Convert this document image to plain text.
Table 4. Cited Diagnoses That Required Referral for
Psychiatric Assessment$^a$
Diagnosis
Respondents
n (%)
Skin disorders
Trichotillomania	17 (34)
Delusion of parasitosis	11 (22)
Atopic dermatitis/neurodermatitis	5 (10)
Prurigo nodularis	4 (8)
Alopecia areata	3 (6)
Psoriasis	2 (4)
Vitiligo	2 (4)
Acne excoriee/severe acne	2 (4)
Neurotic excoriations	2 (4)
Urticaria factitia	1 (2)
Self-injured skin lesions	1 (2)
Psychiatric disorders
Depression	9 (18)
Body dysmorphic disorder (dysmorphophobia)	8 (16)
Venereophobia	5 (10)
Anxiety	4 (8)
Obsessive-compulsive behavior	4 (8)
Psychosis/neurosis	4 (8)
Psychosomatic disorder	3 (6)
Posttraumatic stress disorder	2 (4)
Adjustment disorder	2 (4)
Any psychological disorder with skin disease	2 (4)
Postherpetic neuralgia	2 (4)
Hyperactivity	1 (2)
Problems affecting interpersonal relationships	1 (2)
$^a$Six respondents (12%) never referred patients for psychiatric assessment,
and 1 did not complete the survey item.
◇ ◇ ◇ ◇ ◇ ◇ ◇
**PROBLEM TO SOLVE**. Would you output the full listing exactly as it stands?

**TASK SOLUTION**.
Convert this document image to plain text.
Table 4. Cited Diagnoses That Required Referral for
Psychiatric Assessment$^a$
Diagnosis
Respondents
n (%)
Skin disorders
Trichotillomania	17 (34)
Delusion of parasitosis	11 (22)
Atopic dermatitis/neurodermatitis	5 (10)
Prurigo nodularis	4 (8)
Alopecia areata	3 (6)
Psoriasis	2 (4)
Vitiligo	2 (4)
Acne excoriee/severe acne	2 (4)
Neurotic excoriations	2 (4)
Urticaria factitia	1 (2)
Self-injured skin lesions	1 (2)
Psychiatric disorders
Depression	9 (18)
Body dysmorphic disorder (dysmorphophobia)	8 (16)
Venereophobia	5 (10)
Anxiety	4 (8)
Obsessive-compulsive behavior	4 (8)
Psychosis/neurosis	4 (8)
Psychosomatic disorder	3 (6)
Posttraumatic stress disorder	2 (4)
Adjustment disorder	2 (4)
Any psychological disorder with skin disease	2 (4)
Postherpetic neuralgia	2 (4)
Hyperactivity	1 (2)
Problems affecting interpersonal relationships	1 (2)
$^a$Six respondents (12%) never referred patients for psychiatric assessment,
and 1 did not complete the survey item.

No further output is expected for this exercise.